[PATCH]middle-end: don't form FMAs when multiplication is not single use. [PR108583]

public inbox for gcc-patches@gcc.gnu.org
 help / color / mirror / Atom feed

From: Tamar Christina <tamar.christina@arm.com>
To: gcc-patches@gcc.gnu.org
Cc: nd@arm.com, rguenther@suse.de, jlaw@ventanamicro.com,
	richard.sandiford@arm.com
Subject: [PATCH]middle-end: don't form FMAs when multiplication is not single use. [PR108583]
Date: Thu, 9 Mar 2023 19:36:21 +0000	[thread overview]
Message-ID: <patch-17101-tamar@arm.com> (raw)

[-- Attachment #1: Type: text/plain, Size: 3112 bytes --]

Hi All,

The testcase

typedef unsigned int vec __attribute__((vector_size(32)));
vec
f3 (vec a, vec b, vec c)
-------
● Challenge 1
Write out the part of the patch email that opens with the words containing "[-- Attachment #1: Type: text/plain, Size: 3112" and closes with "vec b, vec c)", word for word.

● Dataset extract
-------
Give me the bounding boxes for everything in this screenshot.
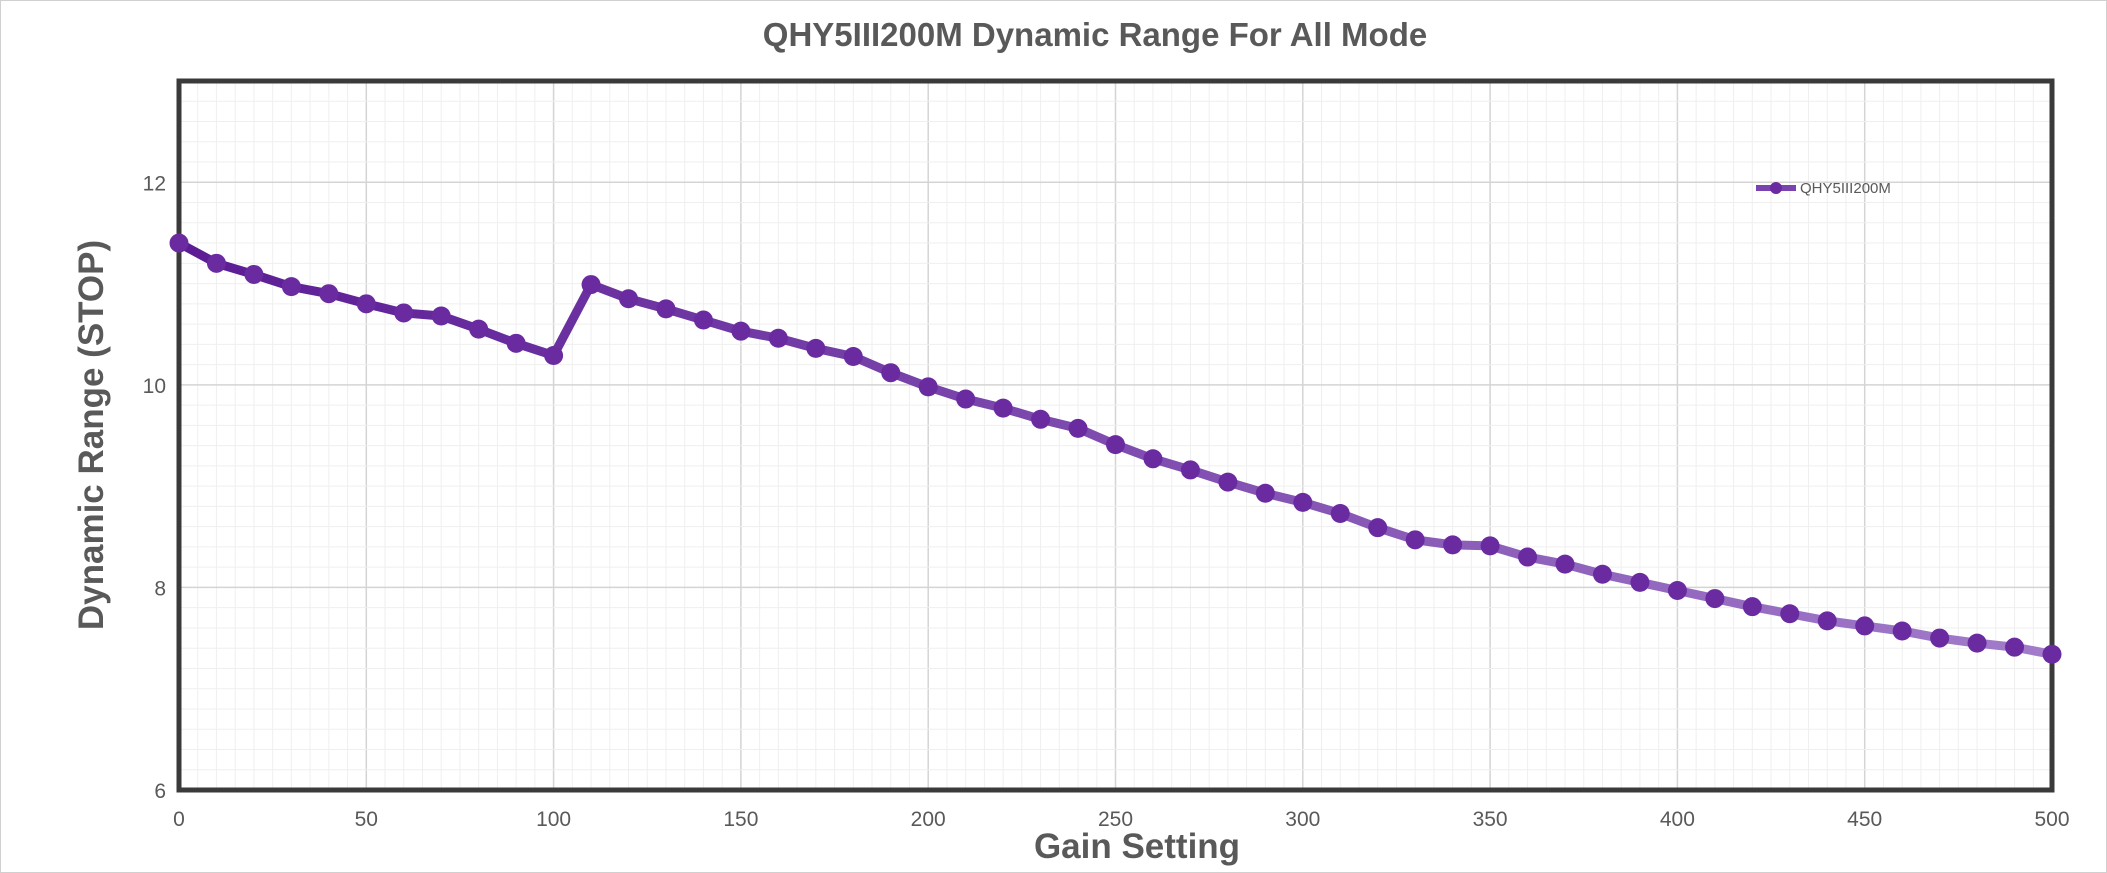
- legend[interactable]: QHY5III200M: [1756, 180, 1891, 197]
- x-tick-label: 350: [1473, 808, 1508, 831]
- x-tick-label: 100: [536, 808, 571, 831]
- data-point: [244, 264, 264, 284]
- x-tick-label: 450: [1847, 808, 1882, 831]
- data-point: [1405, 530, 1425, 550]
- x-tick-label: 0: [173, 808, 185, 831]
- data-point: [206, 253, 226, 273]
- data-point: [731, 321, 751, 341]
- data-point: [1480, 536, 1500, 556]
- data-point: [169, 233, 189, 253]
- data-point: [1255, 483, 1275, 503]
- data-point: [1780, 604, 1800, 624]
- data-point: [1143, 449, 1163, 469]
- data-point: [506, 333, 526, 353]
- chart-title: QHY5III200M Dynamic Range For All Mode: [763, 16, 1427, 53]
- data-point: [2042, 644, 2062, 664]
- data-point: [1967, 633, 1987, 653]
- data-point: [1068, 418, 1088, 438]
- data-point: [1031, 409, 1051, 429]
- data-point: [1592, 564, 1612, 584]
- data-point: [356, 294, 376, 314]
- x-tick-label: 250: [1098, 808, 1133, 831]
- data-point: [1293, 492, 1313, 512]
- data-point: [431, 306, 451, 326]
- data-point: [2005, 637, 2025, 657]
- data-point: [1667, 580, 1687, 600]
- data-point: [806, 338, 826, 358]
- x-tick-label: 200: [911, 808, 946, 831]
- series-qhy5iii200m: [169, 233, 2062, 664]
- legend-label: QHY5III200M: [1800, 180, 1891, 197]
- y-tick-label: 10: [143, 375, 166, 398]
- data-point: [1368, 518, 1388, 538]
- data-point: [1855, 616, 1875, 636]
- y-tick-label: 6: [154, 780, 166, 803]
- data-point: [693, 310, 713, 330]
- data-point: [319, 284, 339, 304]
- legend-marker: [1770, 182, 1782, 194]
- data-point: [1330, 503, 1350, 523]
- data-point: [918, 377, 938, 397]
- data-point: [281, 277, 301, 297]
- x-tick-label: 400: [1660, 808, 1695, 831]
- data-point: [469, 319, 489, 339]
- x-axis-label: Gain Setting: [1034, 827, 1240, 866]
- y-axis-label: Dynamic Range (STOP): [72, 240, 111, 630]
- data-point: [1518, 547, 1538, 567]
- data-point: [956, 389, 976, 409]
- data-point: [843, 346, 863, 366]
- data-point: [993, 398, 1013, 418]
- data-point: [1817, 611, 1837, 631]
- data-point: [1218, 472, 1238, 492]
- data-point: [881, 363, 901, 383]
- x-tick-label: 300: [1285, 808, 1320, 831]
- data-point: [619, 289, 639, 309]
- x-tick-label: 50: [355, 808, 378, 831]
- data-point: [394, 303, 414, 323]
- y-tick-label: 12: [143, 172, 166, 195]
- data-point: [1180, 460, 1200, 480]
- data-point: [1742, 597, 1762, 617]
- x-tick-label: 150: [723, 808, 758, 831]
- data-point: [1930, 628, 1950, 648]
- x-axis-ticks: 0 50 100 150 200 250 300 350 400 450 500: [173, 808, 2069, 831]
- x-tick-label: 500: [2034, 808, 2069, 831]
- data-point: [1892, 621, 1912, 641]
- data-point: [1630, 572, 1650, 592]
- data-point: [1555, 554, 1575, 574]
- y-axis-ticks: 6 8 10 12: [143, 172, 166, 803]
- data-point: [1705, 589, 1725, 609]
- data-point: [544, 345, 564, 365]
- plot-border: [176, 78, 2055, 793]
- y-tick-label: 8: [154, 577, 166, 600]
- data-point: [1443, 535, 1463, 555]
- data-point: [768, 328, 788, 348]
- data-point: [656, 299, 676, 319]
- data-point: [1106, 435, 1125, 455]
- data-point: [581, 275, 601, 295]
-------
● Challenge 2
In the listing, replace "x-tick-label" with "x-axis-tick" throughout the part that opens with the line containing "- legend[interactable]: QHY5III200M: [1756, 180, 1891, 197]" and closes with the line containing "- data-point: [206, 253, 226, 273]". Return only those lines, with nothing else changed.

● Correct response 1
[-- Attachment #1: Type: text/plain, Size: 3112 bytes --]

Hi All,

The testcase

typedef unsigned int vec __attribute__((vector_size(32)));
vec
f3 (vec a, vec b, vec c)

● Correct response 2
- legend[interactable]: QHY5III200M: [1756, 180, 1891, 197]
- x-axis-tick: 350: [1473, 808, 1508, 831]
- x-axis-tick: 100: [536, 808, 571, 831]
- data-point: [244, 264, 264, 284]
- x-axis-tick: 450: [1847, 808, 1882, 831]
- data-point: [1405, 530, 1425, 550]
- x-axis-tick: 0: [173, 808, 185, 831]
- data-point: [206, 253, 226, 273]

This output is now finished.